Given task A
Quote the passage of the experimental-setting text that begins at the words "4.1.2 Evaluation metrics" and ends with the words "image quality criteria.".
Given task B
In the first block of records, print the lines from the one containing "eye-icon (902, 199, 920, 209)" through the one containing "refresh-icon (904, 332, 918, 348)", both included, with nothing else.

Quoted text
4.1 Experimental setting
We will introduce the selected dataset, evaluation metrics, and implementation details in this part separately.
4.1.1 Dataset
It is difficult to obtain simultaneously hazy scene images with their ground truth counterparts in the real world. Therefore, we usually need to train the network in a supervised method by mainly synthetic hazy datasets. We train our FAM-Net on the large synthetic dataset, Haze4k [33], and test on the Haze4k test set. The train set of Haze4k contains 3000 hazy images with ground truth images, and the test set contains 1000 hazy images with ground truth images. In addition, to further verify the dehazing effect of our method on real-world hazy images, we select the real outdoor benchmark dataset BeDDE [35]. This dataset collected 208 images from 23 cities in China under different weather conditions.
4.1.2 Evaluation metrics
To evaluate the performance of our network, we used three reference metrics, peak signal to noise ratio (PSNR), structural similarity index (SSIM), and learned perceptual image patch similarity (LPIPS) [36]. And two non-reference metrics, the visibility index (VI) and the realness index (VI) [35], respectively. These metrics are usually used in haze removal tasks to evaluate image quality criteria.
4.1.3 Implementation details
For the training of our FAM-Net, the Adam optimizer implements an initial learning rate \(\alpha =10^{-4}\) . The ADAM algorithm [37] with default parameter settings uses as the optimizer. In addition, the Cosine Annealing strategy used in [38] uses to adjust the learning rate of FAM-Net training. We set the epoch to 100 and the initial learning rate to \(e^{-4}\). In particular, for clear and hazy images, each image was cropped to a size of 512\(\times \)512. In addition, the loss function parameters in (12) set to \(\lambda _{1}\)=0.1, \(\lambda _{2}\)=1, \(\lambda _{3}\)=0.5, respectively. In addition, the network was trained and tested on Ubuntu 18.0.3 LTS using Pytorch 0.4.1 with one NVIDIA Tesla P40 GPU and batch size set to 10.
4.2 Comparisons with state-of-the-art methods
We test the proposed method on synthetic hazy images and real-world hazy images, compared it qualitatively and quantitatively with several state-of-the-art image dehazing methods. We also show in Table 1 the number of parameters, computation, and runtime of the network, using data obtained from 512\(\times \)512 input RGB images.

Listing

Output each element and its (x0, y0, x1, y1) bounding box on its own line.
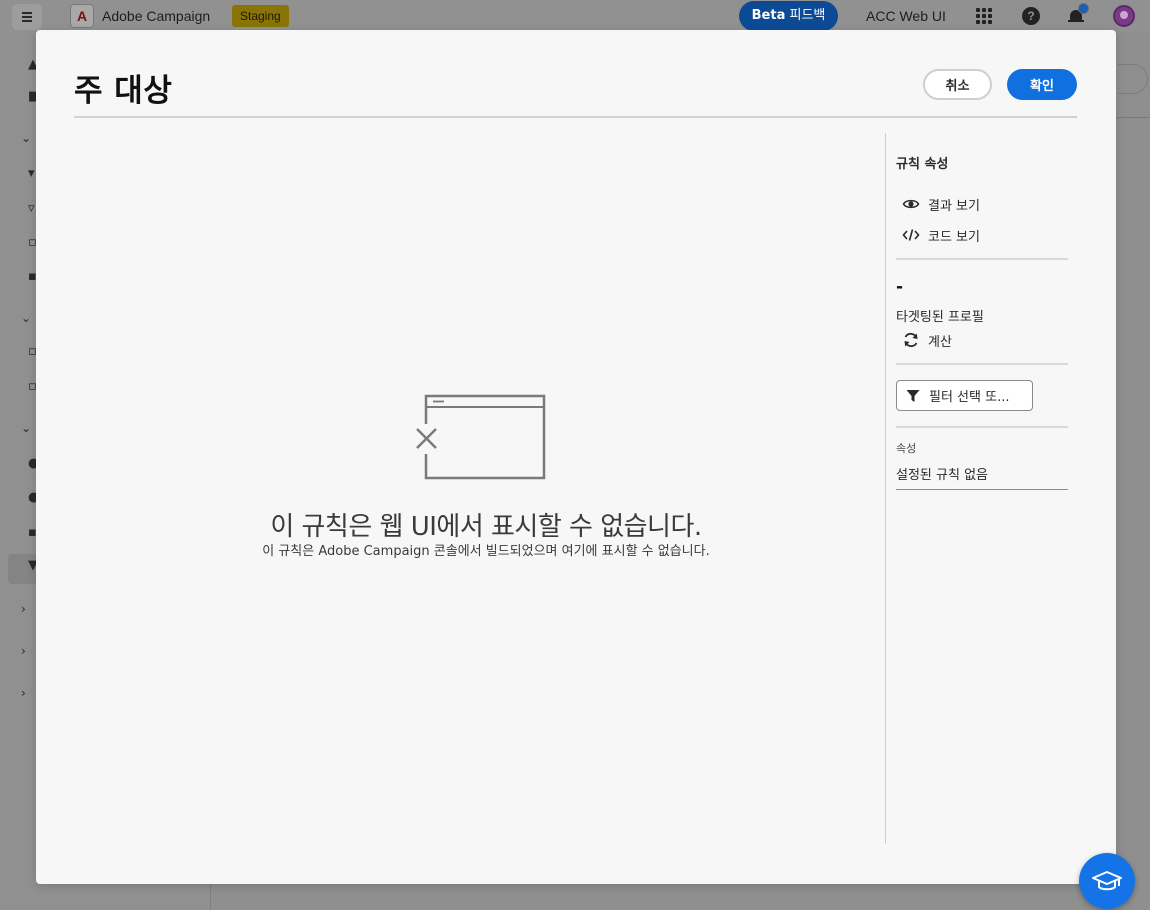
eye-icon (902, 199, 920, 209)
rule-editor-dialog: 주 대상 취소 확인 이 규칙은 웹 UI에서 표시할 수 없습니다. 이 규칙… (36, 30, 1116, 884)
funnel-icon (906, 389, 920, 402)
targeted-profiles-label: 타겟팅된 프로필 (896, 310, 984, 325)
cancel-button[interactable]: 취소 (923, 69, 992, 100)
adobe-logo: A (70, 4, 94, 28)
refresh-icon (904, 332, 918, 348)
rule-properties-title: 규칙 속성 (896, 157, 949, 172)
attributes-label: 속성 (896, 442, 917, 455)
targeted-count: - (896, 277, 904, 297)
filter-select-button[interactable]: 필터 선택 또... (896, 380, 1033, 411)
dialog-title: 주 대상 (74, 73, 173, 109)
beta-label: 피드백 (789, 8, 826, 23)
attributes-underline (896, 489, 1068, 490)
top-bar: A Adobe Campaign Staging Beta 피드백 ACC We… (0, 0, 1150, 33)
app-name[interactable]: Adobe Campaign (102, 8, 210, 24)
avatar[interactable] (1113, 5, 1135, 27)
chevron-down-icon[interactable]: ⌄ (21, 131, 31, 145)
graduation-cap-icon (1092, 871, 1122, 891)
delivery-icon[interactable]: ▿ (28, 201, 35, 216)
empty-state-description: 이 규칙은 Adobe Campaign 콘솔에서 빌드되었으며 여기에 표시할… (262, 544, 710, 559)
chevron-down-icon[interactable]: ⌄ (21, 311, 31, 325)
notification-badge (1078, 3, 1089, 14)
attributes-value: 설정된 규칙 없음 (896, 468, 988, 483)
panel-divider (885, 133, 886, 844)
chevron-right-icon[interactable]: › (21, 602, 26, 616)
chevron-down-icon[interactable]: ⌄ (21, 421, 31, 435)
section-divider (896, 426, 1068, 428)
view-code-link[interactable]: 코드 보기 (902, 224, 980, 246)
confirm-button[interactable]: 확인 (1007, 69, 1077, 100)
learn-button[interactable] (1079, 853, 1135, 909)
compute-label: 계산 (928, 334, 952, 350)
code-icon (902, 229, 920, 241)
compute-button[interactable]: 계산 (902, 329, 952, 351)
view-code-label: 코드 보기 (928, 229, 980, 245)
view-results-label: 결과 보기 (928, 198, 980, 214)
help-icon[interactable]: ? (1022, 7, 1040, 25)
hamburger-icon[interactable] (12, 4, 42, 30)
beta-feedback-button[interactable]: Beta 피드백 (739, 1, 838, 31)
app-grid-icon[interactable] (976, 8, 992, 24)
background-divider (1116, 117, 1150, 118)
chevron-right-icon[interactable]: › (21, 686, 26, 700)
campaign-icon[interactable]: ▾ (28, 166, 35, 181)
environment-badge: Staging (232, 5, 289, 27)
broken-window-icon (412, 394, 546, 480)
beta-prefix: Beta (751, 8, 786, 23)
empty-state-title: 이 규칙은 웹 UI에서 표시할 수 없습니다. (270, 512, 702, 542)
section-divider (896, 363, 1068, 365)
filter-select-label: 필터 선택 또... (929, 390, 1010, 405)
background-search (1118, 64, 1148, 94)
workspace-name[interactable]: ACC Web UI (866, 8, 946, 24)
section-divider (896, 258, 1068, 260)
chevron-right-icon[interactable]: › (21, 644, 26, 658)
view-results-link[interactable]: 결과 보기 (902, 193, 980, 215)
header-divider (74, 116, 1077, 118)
---
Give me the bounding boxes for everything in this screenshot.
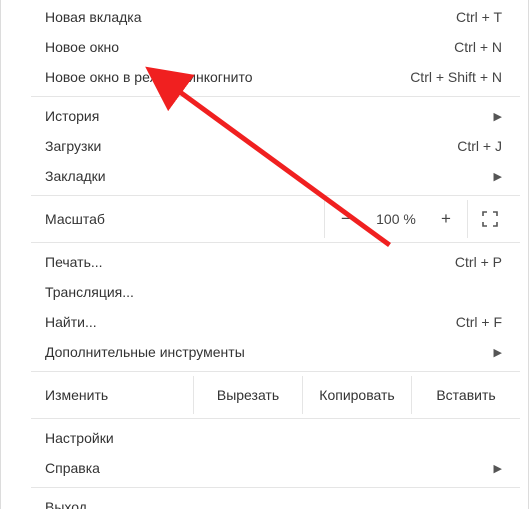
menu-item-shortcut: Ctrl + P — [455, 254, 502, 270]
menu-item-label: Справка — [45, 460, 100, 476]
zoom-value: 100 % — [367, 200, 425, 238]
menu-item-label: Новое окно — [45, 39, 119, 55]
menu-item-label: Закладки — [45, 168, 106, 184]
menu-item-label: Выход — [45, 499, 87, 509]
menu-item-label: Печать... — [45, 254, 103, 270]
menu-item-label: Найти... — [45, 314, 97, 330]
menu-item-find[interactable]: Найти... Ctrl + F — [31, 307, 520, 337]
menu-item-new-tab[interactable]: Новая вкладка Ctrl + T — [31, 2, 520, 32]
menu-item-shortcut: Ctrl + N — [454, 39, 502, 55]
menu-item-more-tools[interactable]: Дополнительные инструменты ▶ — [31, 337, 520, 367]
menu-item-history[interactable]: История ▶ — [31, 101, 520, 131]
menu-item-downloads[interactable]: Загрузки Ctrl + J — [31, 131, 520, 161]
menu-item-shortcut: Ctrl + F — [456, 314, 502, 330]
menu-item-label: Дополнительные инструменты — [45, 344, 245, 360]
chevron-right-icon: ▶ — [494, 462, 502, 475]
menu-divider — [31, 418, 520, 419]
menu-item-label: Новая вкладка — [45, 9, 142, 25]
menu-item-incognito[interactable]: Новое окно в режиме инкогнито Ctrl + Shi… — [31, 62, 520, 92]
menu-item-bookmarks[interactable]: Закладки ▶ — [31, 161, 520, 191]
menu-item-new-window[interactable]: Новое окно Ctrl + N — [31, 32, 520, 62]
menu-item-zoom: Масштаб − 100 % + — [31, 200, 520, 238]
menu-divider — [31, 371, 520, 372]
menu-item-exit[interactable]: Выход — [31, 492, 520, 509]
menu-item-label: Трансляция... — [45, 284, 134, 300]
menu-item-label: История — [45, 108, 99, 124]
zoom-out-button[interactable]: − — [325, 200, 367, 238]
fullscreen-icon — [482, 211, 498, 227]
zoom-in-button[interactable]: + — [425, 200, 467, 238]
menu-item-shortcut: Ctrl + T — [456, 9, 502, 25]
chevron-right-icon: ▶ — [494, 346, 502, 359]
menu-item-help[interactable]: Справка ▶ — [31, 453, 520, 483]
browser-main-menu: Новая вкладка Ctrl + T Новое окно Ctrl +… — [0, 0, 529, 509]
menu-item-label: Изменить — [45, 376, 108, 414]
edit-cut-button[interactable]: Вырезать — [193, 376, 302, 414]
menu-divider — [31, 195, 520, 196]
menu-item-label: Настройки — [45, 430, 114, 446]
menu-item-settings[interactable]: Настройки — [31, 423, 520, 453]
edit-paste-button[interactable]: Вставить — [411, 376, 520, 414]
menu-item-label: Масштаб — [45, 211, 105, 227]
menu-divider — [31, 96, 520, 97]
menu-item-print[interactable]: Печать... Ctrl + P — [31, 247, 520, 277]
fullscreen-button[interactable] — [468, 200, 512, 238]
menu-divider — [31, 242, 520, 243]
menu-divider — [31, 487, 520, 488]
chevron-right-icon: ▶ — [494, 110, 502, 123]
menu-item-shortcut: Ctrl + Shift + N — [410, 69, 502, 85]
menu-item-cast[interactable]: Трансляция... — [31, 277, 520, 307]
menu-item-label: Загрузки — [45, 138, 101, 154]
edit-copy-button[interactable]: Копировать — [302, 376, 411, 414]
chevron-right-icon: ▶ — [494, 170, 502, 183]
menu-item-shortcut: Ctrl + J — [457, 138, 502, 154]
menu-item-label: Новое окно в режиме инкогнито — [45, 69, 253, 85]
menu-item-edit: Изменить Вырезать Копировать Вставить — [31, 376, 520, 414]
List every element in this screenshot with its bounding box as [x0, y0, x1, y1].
---
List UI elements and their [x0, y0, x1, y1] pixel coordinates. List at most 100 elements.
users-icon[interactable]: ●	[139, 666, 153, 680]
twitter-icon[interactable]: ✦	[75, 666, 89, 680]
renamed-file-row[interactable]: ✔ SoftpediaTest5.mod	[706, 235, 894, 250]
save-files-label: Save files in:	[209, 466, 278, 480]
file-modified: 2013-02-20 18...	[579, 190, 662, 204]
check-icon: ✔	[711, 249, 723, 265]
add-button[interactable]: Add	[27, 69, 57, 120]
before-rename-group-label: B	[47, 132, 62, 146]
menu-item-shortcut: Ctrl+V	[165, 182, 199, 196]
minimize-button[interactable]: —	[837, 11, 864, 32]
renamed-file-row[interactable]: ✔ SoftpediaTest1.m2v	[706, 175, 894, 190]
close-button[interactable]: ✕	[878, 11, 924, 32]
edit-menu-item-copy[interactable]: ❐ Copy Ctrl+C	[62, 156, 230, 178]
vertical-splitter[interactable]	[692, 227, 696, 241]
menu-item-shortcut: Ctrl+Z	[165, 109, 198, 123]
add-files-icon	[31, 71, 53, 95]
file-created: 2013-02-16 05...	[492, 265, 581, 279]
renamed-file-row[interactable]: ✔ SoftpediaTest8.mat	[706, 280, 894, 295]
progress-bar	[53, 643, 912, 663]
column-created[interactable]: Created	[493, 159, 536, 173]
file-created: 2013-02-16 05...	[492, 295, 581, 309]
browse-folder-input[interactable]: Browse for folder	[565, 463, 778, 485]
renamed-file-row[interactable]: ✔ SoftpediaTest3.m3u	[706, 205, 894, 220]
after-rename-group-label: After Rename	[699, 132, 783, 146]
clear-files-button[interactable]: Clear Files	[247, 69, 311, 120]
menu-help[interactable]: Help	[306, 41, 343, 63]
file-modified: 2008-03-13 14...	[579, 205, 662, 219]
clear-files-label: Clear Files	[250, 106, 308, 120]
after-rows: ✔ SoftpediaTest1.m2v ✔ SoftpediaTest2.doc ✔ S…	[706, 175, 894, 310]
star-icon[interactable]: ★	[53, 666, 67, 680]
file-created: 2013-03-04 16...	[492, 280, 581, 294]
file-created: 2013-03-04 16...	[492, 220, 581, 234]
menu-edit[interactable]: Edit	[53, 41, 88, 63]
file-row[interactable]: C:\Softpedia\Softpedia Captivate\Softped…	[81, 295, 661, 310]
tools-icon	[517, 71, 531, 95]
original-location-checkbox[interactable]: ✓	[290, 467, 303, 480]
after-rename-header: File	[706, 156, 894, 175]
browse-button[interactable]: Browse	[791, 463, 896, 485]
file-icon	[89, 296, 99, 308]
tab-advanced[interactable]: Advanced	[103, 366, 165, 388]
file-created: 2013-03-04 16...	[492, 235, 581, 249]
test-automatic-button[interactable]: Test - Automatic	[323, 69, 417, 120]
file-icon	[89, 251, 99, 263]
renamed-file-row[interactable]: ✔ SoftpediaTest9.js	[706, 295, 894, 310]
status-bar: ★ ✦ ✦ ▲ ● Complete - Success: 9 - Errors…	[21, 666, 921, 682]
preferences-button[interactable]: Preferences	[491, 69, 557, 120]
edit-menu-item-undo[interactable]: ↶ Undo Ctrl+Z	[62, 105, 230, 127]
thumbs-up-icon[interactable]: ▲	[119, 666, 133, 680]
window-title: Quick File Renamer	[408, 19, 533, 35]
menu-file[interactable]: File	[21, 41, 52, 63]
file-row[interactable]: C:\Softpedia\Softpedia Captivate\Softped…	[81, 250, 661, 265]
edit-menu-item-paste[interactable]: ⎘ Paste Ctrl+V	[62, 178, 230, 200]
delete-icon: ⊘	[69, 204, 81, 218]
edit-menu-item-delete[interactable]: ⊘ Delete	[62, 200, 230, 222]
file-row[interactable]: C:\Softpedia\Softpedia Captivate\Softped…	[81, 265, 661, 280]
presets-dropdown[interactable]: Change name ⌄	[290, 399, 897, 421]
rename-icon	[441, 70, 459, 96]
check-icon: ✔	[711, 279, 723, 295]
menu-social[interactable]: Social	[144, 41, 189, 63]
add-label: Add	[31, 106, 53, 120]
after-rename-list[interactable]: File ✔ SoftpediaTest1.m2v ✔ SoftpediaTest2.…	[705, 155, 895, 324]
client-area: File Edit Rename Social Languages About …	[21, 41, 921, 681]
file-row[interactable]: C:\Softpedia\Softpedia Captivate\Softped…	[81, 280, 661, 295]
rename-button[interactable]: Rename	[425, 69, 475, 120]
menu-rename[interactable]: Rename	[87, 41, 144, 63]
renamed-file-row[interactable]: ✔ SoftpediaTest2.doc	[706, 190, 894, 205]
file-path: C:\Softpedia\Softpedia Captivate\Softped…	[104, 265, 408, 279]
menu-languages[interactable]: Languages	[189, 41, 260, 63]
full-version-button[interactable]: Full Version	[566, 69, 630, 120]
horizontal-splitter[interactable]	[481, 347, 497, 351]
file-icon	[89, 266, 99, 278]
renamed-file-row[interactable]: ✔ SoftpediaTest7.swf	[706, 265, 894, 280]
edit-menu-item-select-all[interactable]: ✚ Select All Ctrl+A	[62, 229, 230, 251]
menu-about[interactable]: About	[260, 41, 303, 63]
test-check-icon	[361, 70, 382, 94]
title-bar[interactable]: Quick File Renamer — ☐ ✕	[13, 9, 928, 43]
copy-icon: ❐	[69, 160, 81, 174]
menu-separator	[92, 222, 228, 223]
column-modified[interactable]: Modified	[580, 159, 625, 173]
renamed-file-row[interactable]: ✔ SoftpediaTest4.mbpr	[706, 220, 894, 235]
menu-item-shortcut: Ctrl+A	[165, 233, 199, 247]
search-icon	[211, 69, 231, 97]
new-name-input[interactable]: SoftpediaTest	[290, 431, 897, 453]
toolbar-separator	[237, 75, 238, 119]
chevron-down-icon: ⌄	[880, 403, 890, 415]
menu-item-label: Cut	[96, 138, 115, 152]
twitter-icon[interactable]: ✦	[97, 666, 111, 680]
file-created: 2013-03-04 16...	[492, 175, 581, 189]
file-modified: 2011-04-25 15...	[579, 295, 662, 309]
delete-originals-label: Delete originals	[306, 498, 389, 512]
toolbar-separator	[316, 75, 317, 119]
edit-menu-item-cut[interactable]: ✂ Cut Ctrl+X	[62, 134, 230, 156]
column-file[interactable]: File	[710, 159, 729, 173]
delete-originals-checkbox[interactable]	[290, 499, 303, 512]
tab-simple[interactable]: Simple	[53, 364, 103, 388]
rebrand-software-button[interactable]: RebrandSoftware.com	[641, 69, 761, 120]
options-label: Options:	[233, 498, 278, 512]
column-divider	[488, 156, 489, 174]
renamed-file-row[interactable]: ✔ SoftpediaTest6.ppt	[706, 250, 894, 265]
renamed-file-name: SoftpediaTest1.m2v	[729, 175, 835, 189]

Task result A
4.1.2 Evaluation metrics
To evaluate the performance of our network, we used three reference metrics, peak signal to noise ratio (PSNR), structural similarity index (SSIM), and learned perceptual image patch similarity (LPIPS) [36]. And two non-reference metrics, the visibility index (VI) and the realness index (VI) [35], respectively. These metrics are usually used in haze removal tasks to evaluate image quality criteria.

Task result B
eye-icon (902, 199, 920, 209)
rule-editor-dialog: 주 대상 취소 확인 이 규칙은 웹 UI에서 표시할 수 없습니다. 이 규칙… (36, 30, 1116, 884)
funnel-icon (906, 389, 920, 402)
targeted-profiles-label: 타겟팅된 프로필 (896, 310, 984, 325)
cancel-button[interactable]: 취소 (923, 69, 992, 100)
adobe-logo: A (70, 4, 94, 28)
refresh-icon (904, 332, 918, 348)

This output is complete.